STATED EXERCISE: Quote the entries word for word. Omit the pictures.

MATERIAL FOR THIS EXERCISE:
------

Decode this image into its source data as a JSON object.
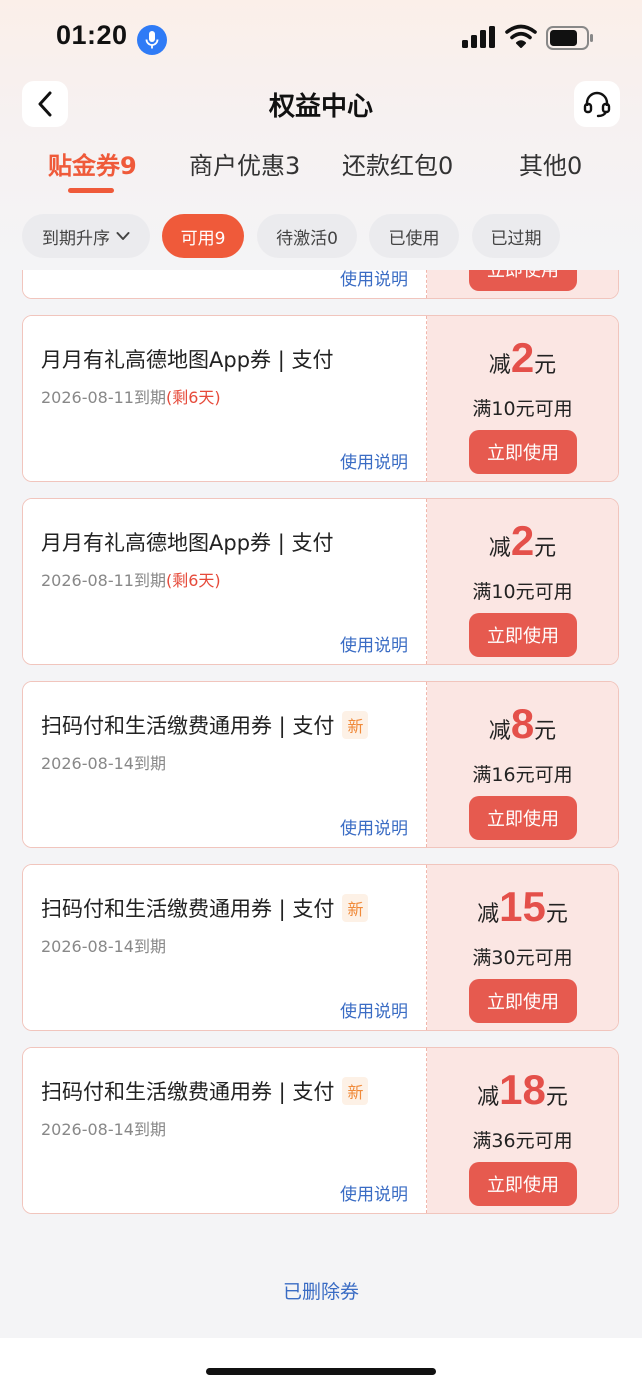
{
  "status_bar": {
    "time": "01:20"
  },
  "header": {
    "title": "权益中心"
  },
  "tabs": [
    {
      "label": "贴金券9"
    },
    {
      "label": "商户优惠3"
    },
    {
      "label": "还款红包0"
    },
    {
      "label": "其他0"
    }
  ],
  "filters": [
    {
      "label": "到期升序"
    },
    {
      "label": "可用9"
    },
    {
      "label": "待激活0"
    },
    {
      "label": "已使用"
    },
    {
      "label": "已过期"
    }
  ],
  "coupons": [
    {
      "title": "",
      "expiry": "",
      "remain": "",
      "usage": "使用说明",
      "pre": "",
      "amount": "",
      "unit": "",
      "threshold": "",
      "button": "立即使用"
    },
    {
      "title": "月月有礼高德地图App券 | 支付",
      "expiry": "2026-08-11到期",
      "remain": "(剩6天)",
      "usage": "使用说明",
      "pre": "减",
      "amount": "2",
      "unit": "元",
      "threshold": "满10元可用",
      "button": "立即使用"
    },
    {
      "title": "月月有礼高德地图App券 | 支付",
      "expiry": "2026-08-11到期",
      "remain": "(剩6天)",
      "usage": "使用说明",
      "pre": "减",
      "amount": "2",
      "unit": "元",
      "threshold": "满10元可用",
      "button": "立即使用"
    },
    {
      "title": "扫码付和生活缴费通用券 | 支付",
      "badge": "新",
      "expiry": "2026-08-14到期",
      "usage": "使用说明",
      "pre": "减",
      "amount": "8",
      "unit": "元",
      "threshold": "满16元可用",
      "button": "立即使用"
    },
    {
      "title": "扫码付和生活缴费通用券 | 支付",
      "badge": "新",
      "expiry": "2026-08-14到期",
      "usage": "使用说明",
      "pre": "减",
      "amount": "15",
      "unit": "元",
      "threshold": "满30元可用",
      "button": "立即使用"
    },
    {
      "title": "扫码付和生活缴费通用券 | 支付",
      "badge": "新",
      "expiry": "2026-08-14到期",
      "usage": "使用说明",
      "pre": "减",
      "amount": "18",
      "unit": "元",
      "threshold": "满36元可用",
      "button": "立即使用"
    }
  ],
  "footer": {
    "deleted_link": "已删除券"
  },
  "colors": {
    "accent": "#ef5a3a",
    "link": "#3a6cc4",
    "coupon_bg": "#fbe6e3"
  }
}
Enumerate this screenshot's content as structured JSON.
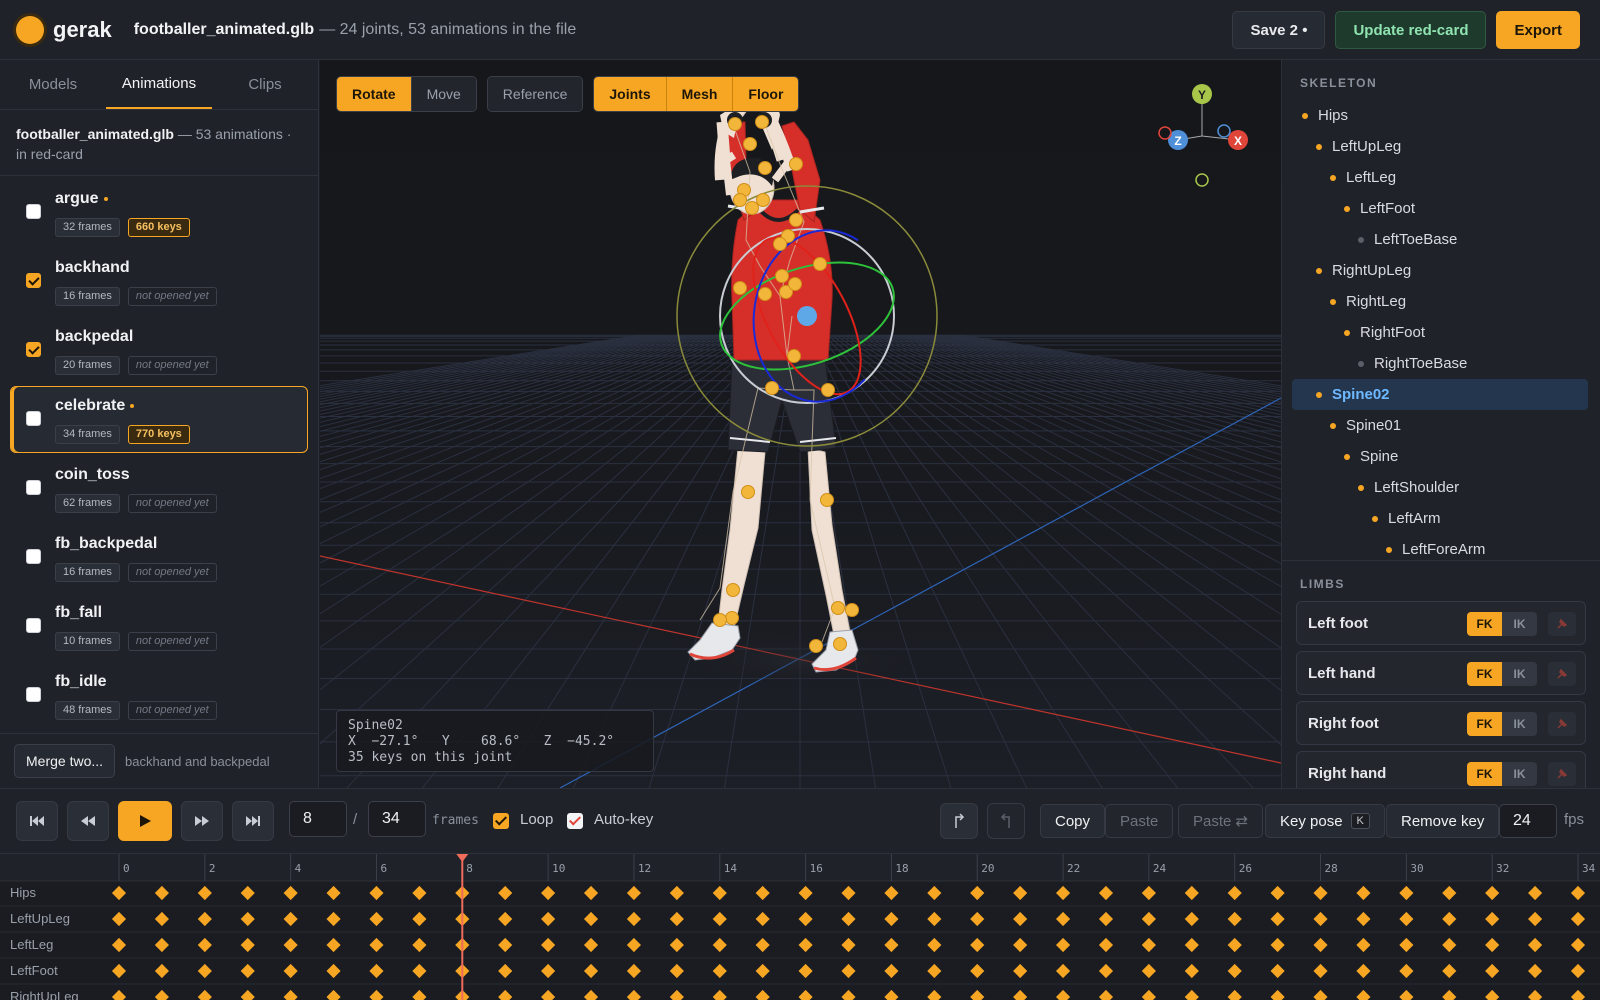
{
  "app": {
    "brand": "gerak"
  },
  "file": {
    "name": "footballer_animated.glb",
    "summary": "— 24 joints, 53 animations in the file"
  },
  "top_actions": {
    "save": "Save 2 •",
    "update": "Update red-card",
    "export": "Export"
  },
  "left": {
    "tabs": [
      "Models",
      "Animations",
      "Clips"
    ],
    "active_tab": 1,
    "file_name": "footballer_animated.glb",
    "file_meta_a": "— 53 animations ·",
    "file_meta_b": "in red-card",
    "animations": [
      {
        "name": "argue",
        "checked": false,
        "modified": true,
        "frames": "32 frames",
        "keys": "660 keys",
        "selected": false
      },
      {
        "name": "backhand",
        "checked": true,
        "modified": false,
        "frames": "16 frames",
        "keys": "not opened yet",
        "selected": false
      },
      {
        "name": "backpedal",
        "checked": true,
        "modified": false,
        "frames": "20 frames",
        "keys": "not opened yet",
        "selected": false
      },
      {
        "name": "celebrate",
        "checked": false,
        "modified": true,
        "frames": "34 frames",
        "keys": "770 keys",
        "selected": true
      },
      {
        "name": "coin_toss",
        "checked": false,
        "modified": false,
        "frames": "62 frames",
        "keys": "not opened yet",
        "selected": false
      },
      {
        "name": "fb_backpedal",
        "checked": false,
        "modified": false,
        "frames": "16 frames",
        "keys": "not opened yet",
        "selected": false
      },
      {
        "name": "fb_fall",
        "checked": false,
        "modified": false,
        "frames": "10 frames",
        "keys": "not opened yet",
        "selected": false
      },
      {
        "name": "fb_idle",
        "checked": false,
        "modified": false,
        "frames": "48 frames",
        "keys": "not opened yet",
        "selected": false
      }
    ],
    "merge_button": "Merge two...",
    "merge_hint": "backhand and backpedal"
  },
  "viewport": {
    "tool_group": [
      {
        "label": "Rotate",
        "on": true
      },
      {
        "label": "Move",
        "on": false
      }
    ],
    "reference": "Reference",
    "show_group": [
      {
        "label": "Joints",
        "on": true
      },
      {
        "label": "Mesh",
        "on": true
      },
      {
        "label": "Floor",
        "on": true
      }
    ],
    "gizmo_axes": {
      "x": "X",
      "y": "Y",
      "z": "Z"
    },
    "readout": {
      "joint": "Spine02",
      "rot": "X  −27.1°   Y    68.6°   Z  −45.2°",
      "keys": "35 keys on this joint"
    },
    "colors": {
      "accent": "#f6a623",
      "x_axis": "#e0453a",
      "y_axis": "#a8c64a",
      "z_axis": "#4e8fd8"
    }
  },
  "right": {
    "skeleton_title": "SKELETON",
    "skeleton": [
      {
        "name": "Hips",
        "depth": 0,
        "leaf": false,
        "selected": false
      },
      {
        "name": "LeftUpLeg",
        "depth": 1,
        "leaf": false,
        "selected": false
      },
      {
        "name": "LeftLeg",
        "depth": 2,
        "leaf": false,
        "selected": false
      },
      {
        "name": "LeftFoot",
        "depth": 3,
        "leaf": false,
        "selected": false
      },
      {
        "name": "LeftToeBase",
        "depth": 4,
        "leaf": true,
        "selected": false
      },
      {
        "name": "RightUpLeg",
        "depth": 1,
        "leaf": false,
        "selected": false
      },
      {
        "name": "RightLeg",
        "depth": 2,
        "leaf": false,
        "selected": false
      },
      {
        "name": "RightFoot",
        "depth": 3,
        "leaf": false,
        "selected": false
      },
      {
        "name": "RightToeBase",
        "depth": 4,
        "leaf": true,
        "selected": false
      },
      {
        "name": "Spine02",
        "depth": 1,
        "leaf": false,
        "selected": true
      },
      {
        "name": "Spine01",
        "depth": 2,
        "leaf": false,
        "selected": false
      },
      {
        "name": "Spine",
        "depth": 3,
        "leaf": false,
        "selected": false
      },
      {
        "name": "LeftShoulder",
        "depth": 4,
        "leaf": false,
        "selected": false
      },
      {
        "name": "LeftArm",
        "depth": 5,
        "leaf": false,
        "selected": false
      },
      {
        "name": "LeftForeArm",
        "depth": 6,
        "leaf": false,
        "selected": false
      }
    ],
    "limbs_title": "LIMBS",
    "limbs": [
      {
        "name": "Left foot",
        "fk": "FK",
        "ik": "IK"
      },
      {
        "name": "Left hand",
        "fk": "FK",
        "ik": "IK"
      },
      {
        "name": "Right foot",
        "fk": "FK",
        "ik": "IK"
      },
      {
        "name": "Right hand",
        "fk": "FK",
        "ik": "IK"
      }
    ]
  },
  "playback": {
    "current_frame": "8",
    "separator": "/",
    "total_frames": "34",
    "frames_label": "frames",
    "loop_label": "Loop",
    "loop_checked": true,
    "autokey_label": "Auto-key",
    "autokey_checked": true,
    "copy": "Copy",
    "paste": "Paste",
    "paste_mirror": "Paste ⇄",
    "key_pose": "Key pose",
    "key_pose_shortcut": "K",
    "remove_key": "Remove key",
    "fps_value": "24",
    "fps_label": "fps"
  },
  "timeline": {
    "ticks": [
      "0",
      "2",
      "4",
      "6",
      "8",
      "10",
      "12",
      "14",
      "16",
      "18",
      "20",
      "22",
      "24",
      "26",
      "28",
      "30",
      "32",
      "34"
    ],
    "playhead_frame": 8,
    "max_frame": 34,
    "tracks": [
      "Hips",
      "LeftUpLeg",
      "LeftLeg",
      "LeftFoot",
      "RightUpLeg"
    ]
  }
}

------

ANSWER TO THE TASK:
Decode this image into its source data as a JSON object.
{
  "status_bar": {
    "time": "01:20"
  },
  "header": {
    "title": "权益中心"
  },
  "tabs": [
    {
      "label": "贴金券9"
    },
    {
      "label": "商户优惠3"
    },
    {
      "label": "还款红包0"
    },
    {
      "label": "其他0"
    }
  ],
  "filters": [
    {
      "label": "到期升序"
    },
    {
      "label": "可用9"
    },
    {
      "label": "待激活0"
    },
    {
      "label": "已使用"
    },
    {
      "label": "已过期"
    }
  ],
  "coupons": [
    {
      "title": "",
      "expiry": "",
      "remain": "",
      "usage": "使用说明",
      "pre": "",
      "amount": "",
      "unit": "",
      "threshold": "",
      "button": "立即使用"
    },
    {
      "title": "月月有礼高德地图App券 | 支付",
      "expiry": "2026-08-11到期",
      "remain": "(剩6天)",
      "usage": "使用说明",
      "pre": "减",
      "amount": "2",
      "unit": "元",
      "threshold": "满10元可用",
      "button": "立即使用"
    },
    {
      "title": "月月有礼高德地图App券 | 支付",
      "expiry": "2026-08-11到期",
      "remain": "(剩6天)",
      "usage": "使用说明",
      "pre": "减",
      "amount": "2",
      "unit": "元",
      "threshold": "满10元可用",
      "button": "立即使用"
    },
    {
      "title": "扫码付和生活缴费通用券 | 支付",
      "badge": "新",
      "expiry": "2026-08-14到期",
      "usage": "使用说明",
      "pre": "减",
      "amount": "8",
      "unit": "元",
      "threshold": "满16元可用",
      "button": "立即使用"
    },
    {
      "title": "扫码付和生活缴费通用券 | 支付",
      "badge": "新",
      "expiry": "2026-08-14到期",
      "usage": "使用说明",
      "pre": "减",
      "amount": "15",
      "unit": "元",
      "threshold": "满30元可用",
      "button": "立即使用"
    },
    {
      "title": "扫码付和生活缴费通用券 | 支付",
      "badge": "新",
      "expiry": "2026-08-14到期",
      "usage": "使用说明",
      "pre": "减",
      "amount": "18",
      "unit": "元",
      "threshold": "满36元可用",
      "button": "立即使用"
    }
  ],
  "footer": {
    "deleted_link": "已删除券"
  },
  "colors": {
    "accent": "#ef5a3a",
    "link": "#3a6cc4",
    "coupon_bg": "#fbe6e3"
  }
}
Enumerate this screenshot's content as structured JSON.
{
  "app": {
    "brand": "gerak"
  },
  "file": {
    "name": "footballer_animated.glb",
    "summary": "— 24 joints, 53 animations in the file"
  },
  "top_actions": {
    "save": "Save 2 •",
    "update": "Update red-card",
    "export": "Export"
  },
  "left": {
    "tabs": [
      "Models",
      "Animations",
      "Clips"
    ],
    "active_tab": 1,
    "file_name": "footballer_animated.glb",
    "file_meta_a": "— 53 animations ·",
    "file_meta_b": "in red-card",
    "animations": [
      {
        "name": "argue",
        "checked": false,
        "modified": true,
        "frames": "32 frames",
        "keys": "660 keys",
        "selected": false
      },
      {
        "name": "backhand",
        "checked": true,
        "modified": false,
        "frames": "16 frames",
        "keys": "not opened yet",
        "selected": false
      },
      {
        "name": "backpedal",
        "checked": true,
        "modified": false,
        "frames": "20 frames",
        "keys": "not opened yet",
        "selected": false
      },
      {
        "name": "celebrate",
        "checked": false,
        "modified": true,
        "frames": "34 frames",
        "keys": "770 keys",
        "selected": true
      },
      {
        "name": "coin_toss",
        "checked": false,
        "modified": false,
        "frames": "62 frames",
        "keys": "not opened yet",
        "selected": false
      },
      {
        "name": "fb_backpedal",
        "checked": false,
        "modified": false,
        "frames": "16 frames",
        "keys": "not opened yet",
        "selected": false
      },
      {
        "name": "fb_fall",
        "checked": false,
        "modified": false,
        "frames": "10 frames",
        "keys": "not opened yet",
        "selected": false
      },
      {
        "name": "fb_idle",
        "checked": false,
        "modified": false,
        "frames": "48 frames",
        "keys": "not opened yet",
        "selected": false
      }
    ],
    "merge_button": "Merge two...",
    "merge_hint": "backhand and backpedal"
  },
  "viewport": {
    "tool_group": [
      {
        "label": "Rotate",
        "on": true
      },
      {
        "label": "Move",
        "on": false
      }
    ],
    "reference": "Reference",
    "show_group": [
      {
        "label": "Joints",
        "on": true
      },
      {
        "label": "Mesh",
        "on": true
      },
      {
        "label": "Floor",
        "on": true
      }
    ],
    "gizmo_axes": {
      "x": "X",
      "y": "Y",
      "z": "Z"
    },
    "readout": {
      "joint": "Spine02",
      "rot": "X  −27.1°   Y    68.6°   Z  −45.2°",
      "keys": "35 keys on this joint"
    },
    "colors": {
      "accent": "#f6a623",
      "x_axis": "#e0453a",
      "y_axis": "#a8c64a",
      "z_axis": "#4e8fd8"
    }
  },
  "right": {
    "skeleton_title": "SKELETON",
    "skeleton": [
      {
        "name": "Hips",
        "depth": 0,
        "leaf": false,
        "selected": false
      },
      {
        "name": "LeftUpLeg",
        "depth": 1,
        "leaf": false,
        "selected": false
      },
      {
        "name": "LeftLeg",
        "depth": 2,
        "leaf": false,
        "selected": false
      },
      {
        "name": "LeftFoot",
        "depth": 3,
        "leaf": false,
        "selected": false
      },
      {
        "name": "LeftToeBase",
        "depth": 4,
        "leaf": true,
        "selected": false
      },
      {
        "name": "RightUpLeg",
        "depth": 1,
        "leaf": false,
        "selected": false
      },
      {
        "name": "RightLeg",
        "depth": 2,
        "leaf": false,
        "selected": false
      },
      {
        "name": "RightFoot",
        "depth": 3,
        "leaf": false,
        "selected": false
      },
      {
        "name": "RightToeBase",
        "depth": 4,
        "leaf": true,
        "selected": false
      },
      {
        "name": "Spine02",
        "depth": 1,
        "leaf": false,
        "selected": true
      },
      {
        "name": "Spine01",
        "depth": 2,
        "leaf": false,
        "selected": false
      },
      {
        "name": "Spine",
        "depth": 3,
        "leaf": false,
        "selected": false
      },
      {
        "name": "LeftShoulder",
        "depth": 4,
        "leaf": false,
        "selected": false
      },
      {
        "name": "LeftArm",
        "depth": 5,
        "leaf": false,
        "selected": false
      },
      {
        "name": "LeftForeArm",
        "depth": 6,
        "leaf": false,
        "selected": false
      }
    ],
    "limbs_title": "LIMBS",
    "limbs": [
      {
        "name": "Left foot",
        "fk": "FK",
        "ik": "IK"
      },
      {
        "name": "Left hand",
        "fk": "FK",
        "ik": "IK"
      },
      {
        "name": "Right foot",
        "fk": "FK",
        "ik": "IK"
      },
      {
        "name": "Right hand",
        "fk": "FK",
        "ik": "IK"
      }
    ]
  },
  "playback": {
    "current_frame": "8",
    "separator": "/",
    "total_frames": "34",
    "frames_label": "frames",
    "loop_label": "Loop",
    "loop_checked": true,
    "autokey_label": "Auto-key",
    "autokey_checked": true,
    "copy": "Copy",
    "paste": "Paste",
    "paste_mirror": "Paste ⇄",
    "key_pose": "Key pose",
    "key_pose_shortcut": "K",
    "remove_key": "Remove key",
    "fps_value": "24",
    "fps_label": "fps"
  },
  "timeline": {
    "ticks": [
      "0",
      "2",
      "4",
      "6",
      "8",
      "10",
      "12",
      "14",
      "16",
      "18",
      "20",
      "22",
      "24",
      "26",
      "28",
      "30",
      "32",
      "34"
    ],
    "playhead_frame": 8,
    "max_frame": 34,
    "tracks": [
      "Hips",
      "LeftUpLeg",
      "LeftLeg",
      "LeftFoot",
      "RightUpLeg"
    ]
  }
}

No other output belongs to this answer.